Collect all lines containing the word "oraz" from the data.

Records for processing:
## START
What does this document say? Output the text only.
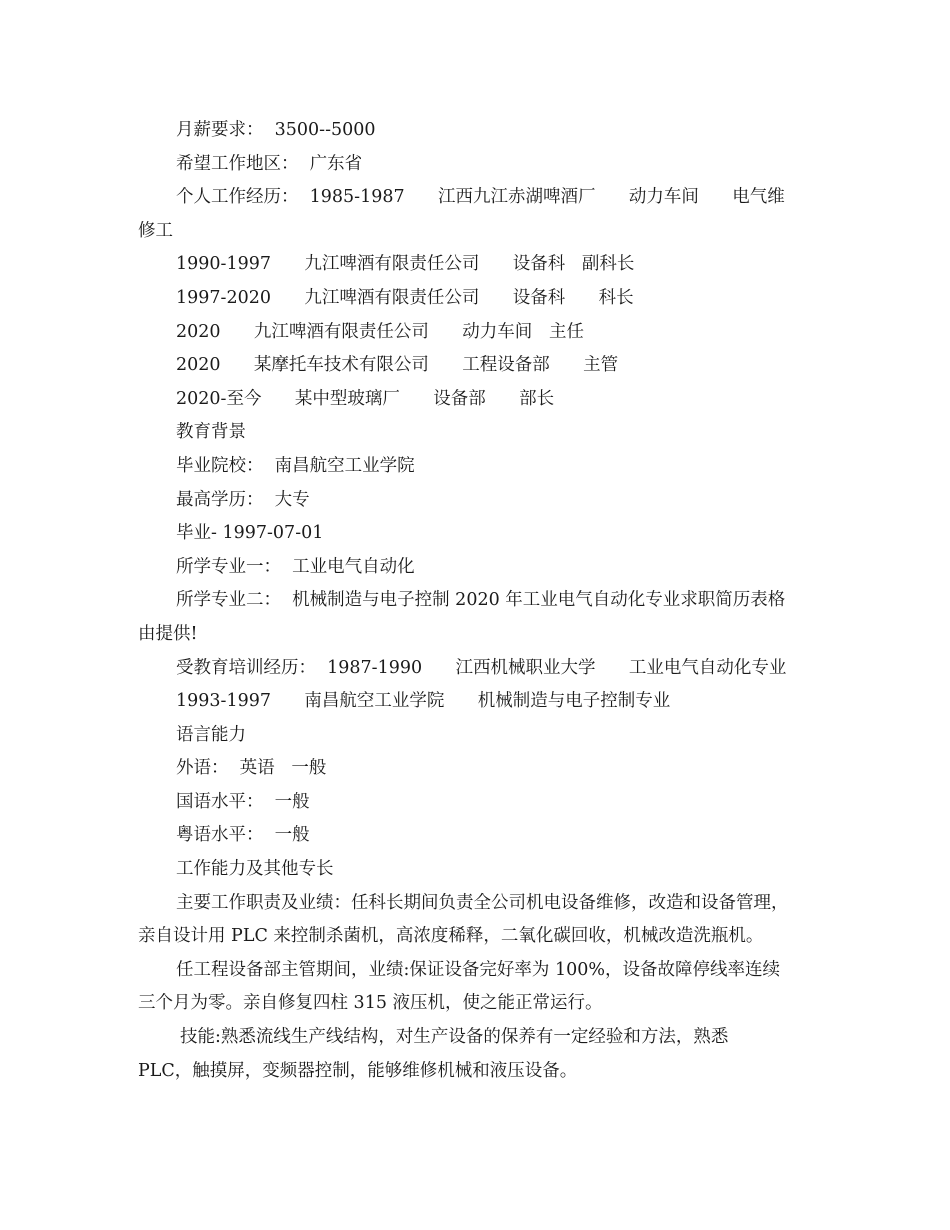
月薪要求：  3500--5000
希望工作地区：  广东省
个人工作经历：  1985-1987      江西九江赤湖啤酒厂      动力车间      电气维
修工
1990-1997      九江啤酒有限责任公司      设备科   副科长
1997-2020      九江啤酒有限责任公司      设备科      科长
2020      九江啤酒有限责任公司      动力车间   主任
2020      某摩托车技术有限公司      工程设备部      主管
2020-至今      某中型玻璃厂      设备部      部长
教育背景
毕业院校：  南昌航空工业学院
最高学历：  大专
毕业- 1997-07-01
所学专业一：  工业电气自动化
所学专业二：  机械制造与电子控制 2020 年工业电气自动化专业求职简历表格
由提供!
受教育培训经历：  1987-1990      江西机械职业大学      工业电气自动化专业
1993-1997      南昌航空工业学院      机械制造与电子控制专业
语言能力
外语：  英语   一般
国语水平：  一般
粤语水平：  一般
工作能力及其他专长
主要工作职责及业绩：任科长期间负责全公司机电设备维修，改造和设备管理，
亲自设计用 PLC 来控制杀菌机，高浓度稀释，二氧化碳回收，机械改造洗瓶机。
任工程设备部主管期间，业绩:保证设备完好率为 100%，设备故障停线率连续
三个月为零。亲自修复四柱 315 液压机，使之能正常运行。
技能:熟悉流线生产线结构，对生产设备的保养有一定经验和方法，熟悉
PLC，触摸屏，变频器控制，能够维修机械和液压设备。
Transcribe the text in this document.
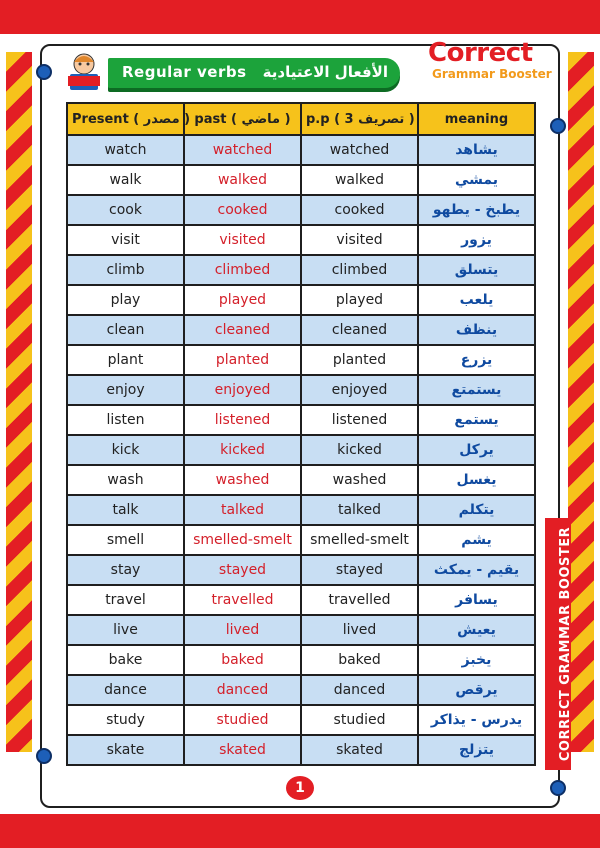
Regular verbs	الأفعال الاعتيادية
Correct
Grammar Booster
CORRECT GRAMMAR BOOSTER
Present ( مصدر )	past ( ماضي )	p.p ( تصريف 3 )	meaning
watch	watched	watched	يشاهد
walk	walked	walked	يمشي
cook	cooked	cooked	يطبخ - يطهو
visit	visited	visited	يزور
climb	climbed	climbed	يتسلق
play	played	played	يلعب
clean	cleaned	cleaned	ينظف
plant	planted	planted	يزرع
enjoy	enjoyed	enjoyed	يستمتع
listen	listened	listened	يستمع
kick	kicked	kicked	يركل
wash	washed	washed	يغسل
talk	talked	talked	يتكلم
smell	smelled-smelt	smelled-smelt	يشم
stay	stayed	stayed	يقيم - يمكث
travel	travelled	travelled	يسافر
live	lived	lived	يعيش
bake	baked	baked	يخبز
dance	danced	danced	يرقص
study	studied	studied	يدرس - يذاكر
skate	skated	skated	يتزلج
1
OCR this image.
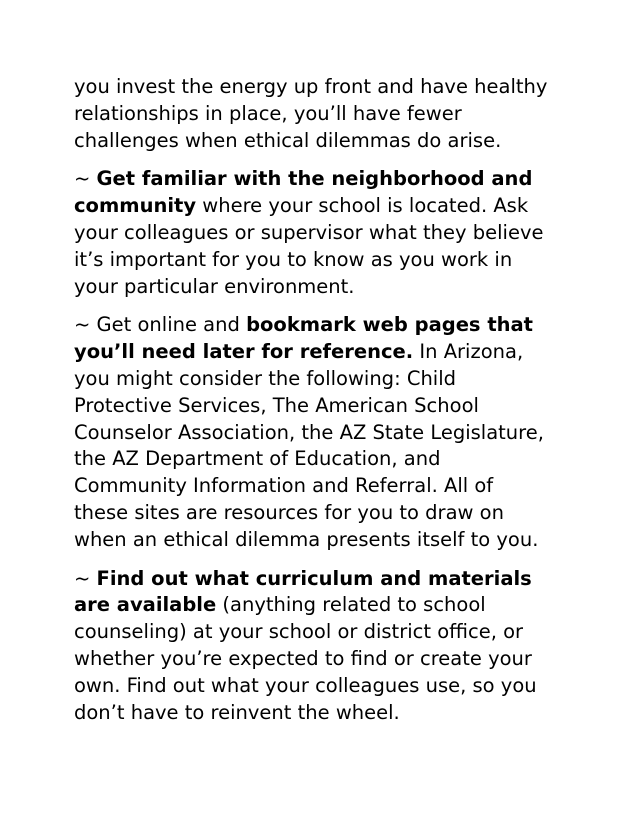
you invest the energy up front and have healthy
relationships in place, you’ll have fewer
challenges when ethical dilemmas do arise.

~ Get familiar with the neighborhood and
community where your school is located. Ask
your colleagues or supervisor what they believe
it’s important for you to know as you work in
your particular environment.

~ Get online and bookmark web pages that
you’ll need later for reference. In Arizona,
you might consider the following: Child
Protective Services, The American School
Counselor Association, the AZ State Legislature,
the AZ Department of Education, and
Community Information and Referral. All of
these sites are resources for you to draw on
when an ethical dilemma presents itself to you.

~ Find out what curriculum and materials
are available (anything related to school
counseling) at your school or district office, or
whether you’re expected to find or create your
own. Find out what your colleagues use, so you
don’t have to reinvent the wheel.
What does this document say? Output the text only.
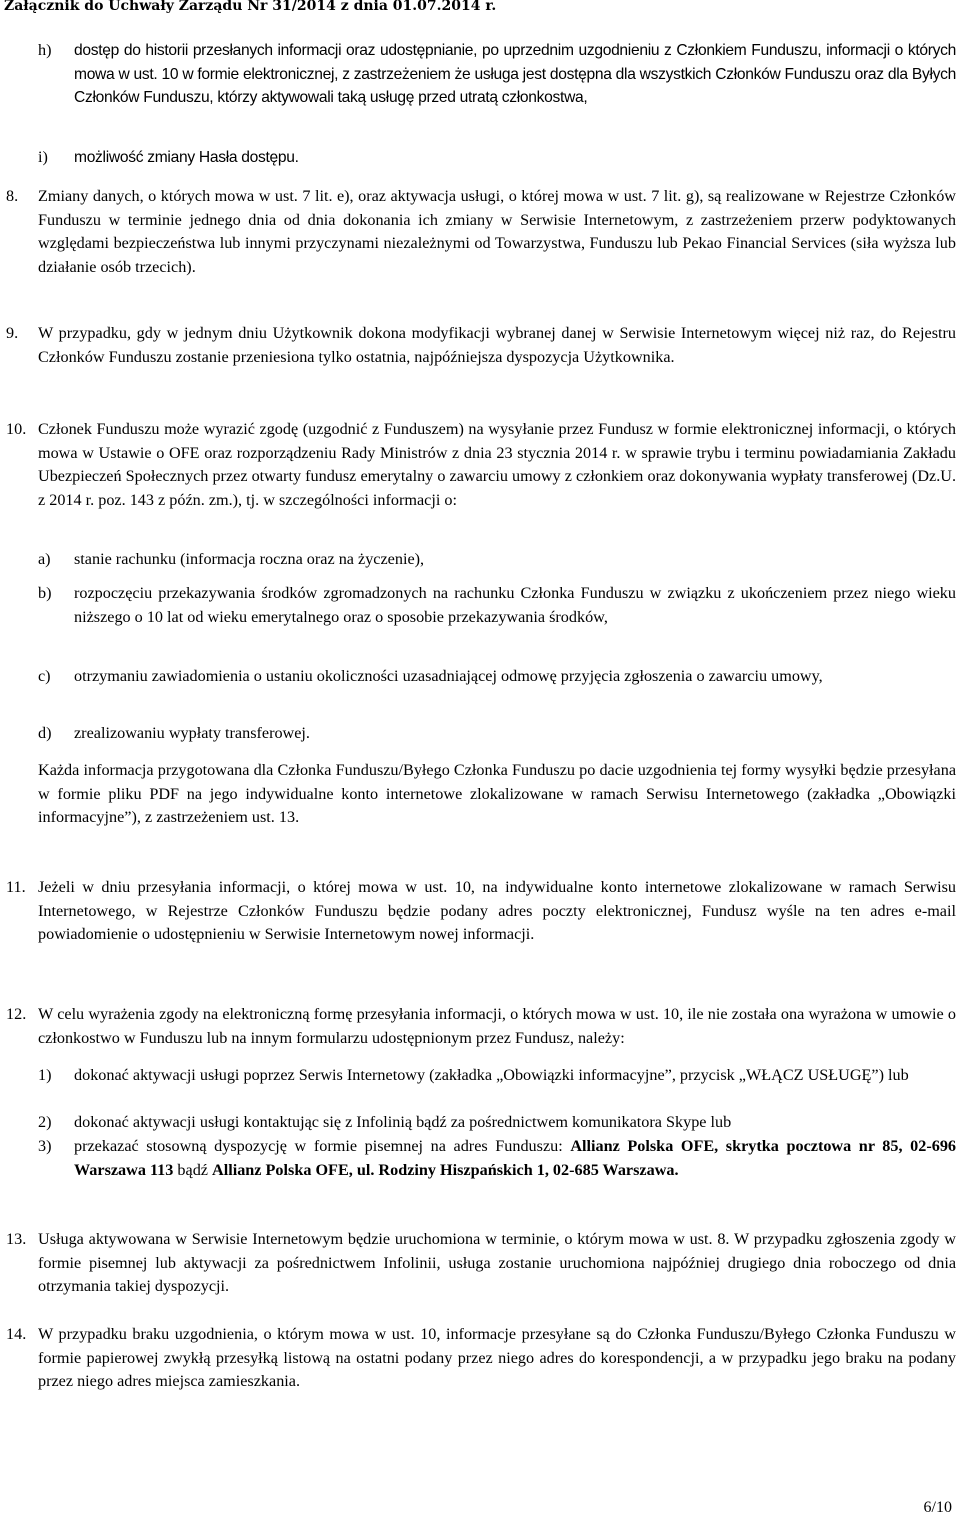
Załącznik do Uchwały Zarządu Nr 31/2014 z dnia 01.07.2014 r.
h) dostęp do historii przesłanych informacji oraz udostępnianie, po uprzednim uzgodnieniu z Członkiem Funduszu, informacji o których mowa w ust. 10 w formie elektronicznej, z zastrzeżeniem że usługa jest dostępna dla wszystkich Członków Funduszu oraz dla Byłych Członków Funduszu, którzy aktywowali taką usługę przed utratą członkostwa,
i) możliwość zmiany Hasła dostępu.
8. Zmiany danych, o których mowa w ust. 7 lit. e), oraz aktywacja usługi, o której mowa w ust. 7 lit. g), są realizowane w Rejestrze Członków Funduszu w terminie jednego dnia od dnia dokonania ich zmiany w Serwisie Internetowym, z zastrzeżeniem przerw podyktowanych względami bezpieczeństwa lub innymi przyczynami niezależnymi od Towarzystwa, Funduszu lub Pekao Financial Services (siła wyższa lub działanie osób trzecich).
9. W przypadku, gdy w jednym dniu Użytkownik dokona modyfikacji wybranej danej w Serwisie Internetowym więcej niż raz, do Rejestru Członków Funduszu zostanie przeniesiona tylko ostatnia, najpóźniejsza dyspozycja Użytkownika.
10. Członek Funduszu może wyrazić zgodę (uzgodnić z Funduszem) na wysyłanie przez Fundusz w formie elektronicznej informacji, o których mowa w Ustawie o OFE oraz rozporządzeniu Rady Ministrów z dnia 23 stycznia 2014 r. w sprawie trybu i terminu powiadamiania Zakładu Ubezpieczeń Społecznych przez otwarty fundusz emerytalny o zawarciu umowy z członkiem oraz dokonywania wypłaty transferowej (Dz.U. z 2014 r. poz. 143 z późn. zm.), tj. w szczególności informacji o:
a) stanie rachunku (informacja roczna oraz na życzenie),
b) rozpoczęciu przekazywania środków zgromadzonych na rachunku Członka Funduszu w związku z ukończeniem przez niego wieku niższego o 10 lat od wieku emerytalnego oraz o sposobie przekazywania środków,
c) otrzymaniu zawiadomienia o ustaniu okoliczności uzasadniającej odmowę przyjęcia zgłoszenia o zawarciu umowy,
d) zrealizowaniu wypłaty transferowej.
Każda informacja przygotowana dla Członka Funduszu/Byłego Członka Funduszu po dacie uzgodnienia tej formy wysyłki będzie przesyłana w formie pliku PDF na jego indywidualne konto internetowe zlokalizowane w ramach Serwisu Internetowego (zakładka „Obowiązki informacyjne”), z zastrzeżeniem ust. 13.
11. Jeżeli w dniu przesyłania informacji, o której mowa w ust. 10, na indywidualne konto internetowe zlokalizowane w ramach Serwisu Internetowego, w Rejestrze Członków Funduszu będzie podany adres poczty elektronicznej, Fundusz wyśle na ten adres e-mail powiadomienie o udostępnieniu w Serwisie Internetowym nowej informacji.
12. W celu wyrażenia zgody na elektroniczną formę przesyłania informacji, o których mowa w ust. 10, ile nie została ona wyrażona w umowie o członkostwo w Funduszu lub na innym formularzu udostępnionym przez Fundusz, należy:
1) dokonać aktywacji usługi poprzez Serwis Internetowy (zakładka „Obowiązki informacyjne”, przycisk „WŁĄCZ USŁUGĘ”) lub
2) dokonać aktywacji usługi kontaktując się z Infolinią bądź za pośrednictwem komunikatora Skype lub
3) przekazać stosowną dyspozycję w formie pisemnej na adres Funduszu: Allianz Polska OFE, skrytka pocztowa nr 85, 02-696 Warszawa 113 bądź Allianz Polska OFE, ul. Rodziny Hiszpańskich 1, 02-685 Warszawa.
13. Usługa aktywowana w Serwisie Internetowym będzie uruchomiona w terminie, o którym mowa w ust. 8. W przypadku zgłoszenia zgody w formie pisemnej lub aktywacji za pośrednictwem Infolinii, usługa zostanie uruchomiona najpóźniej drugiego dnia roboczego od dnia otrzymania takiej dyspozycji.
14. W przypadku braku uzgodnienia, o którym mowa w ust. 10, informacje przesyłane są do Członka Funduszu/Byłego Członka Funduszu w formie papierowej zwykłą przesyłką listową na ostatni podany przez niego adres do korespondencji, a w przypadku jego braku na podany przez niego adres miejsca zamieszkania.
6/10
## END
Reply:
h) dostęp do historii przesłanych informacji oraz udostępnianie, po uprzednim uzgodnieniu z Członkiem Funduszu, informacji o których mowa w ust. 10 w formie elektronicznej, z zastrzeżeniem że usługa jest dostępna dla wszystkich Członków Funduszu oraz dla Byłych Członków Funduszu, którzy aktywowali taką usługę przed utratą członkostwa,
8. Zmiany danych, o których mowa w ust. 7 lit. e), oraz aktywacja usługi, o której mowa w ust. 7 lit. g), są realizowane w Rejestrze Członków Funduszu w terminie jednego dnia od dnia dokonania ich zmiany w Serwisie Internetowym, z zastrzeżeniem przerw podyktowanych względami bezpieczeństwa lub innymi przyczynami niezależnymi od Towarzystwa, Funduszu lub Pekao Financial Services (siła wyższa lub działanie osób trzecich).
10. Członek Funduszu może wyrazić zgodę (uzgodnić z Funduszem) na wysyłanie przez Fundusz w formie elektronicznej informacji, o których mowa w Ustawie o OFE oraz rozporządzeniu Rady Ministrów z dnia 23 stycznia 2014 r. w sprawie trybu i terminu powiadamiania Zakładu Ubezpieczeń Społecznych przez otwarty fundusz emerytalny o zawarciu umowy z członkiem oraz dokonywania wypłaty transferowej (Dz.U. z 2014 r. poz. 143 z późn. zm.), tj. w szczególności informacji o:
a) stanie rachunku (informacja roczna oraz na życzenie),
b) rozpoczęciu przekazywania środków zgromadzonych na rachunku Członka Funduszu w związku z ukończeniem przez niego wieku niższego o 10 lat od wieku emerytalnego oraz o sposobie przekazywania środków,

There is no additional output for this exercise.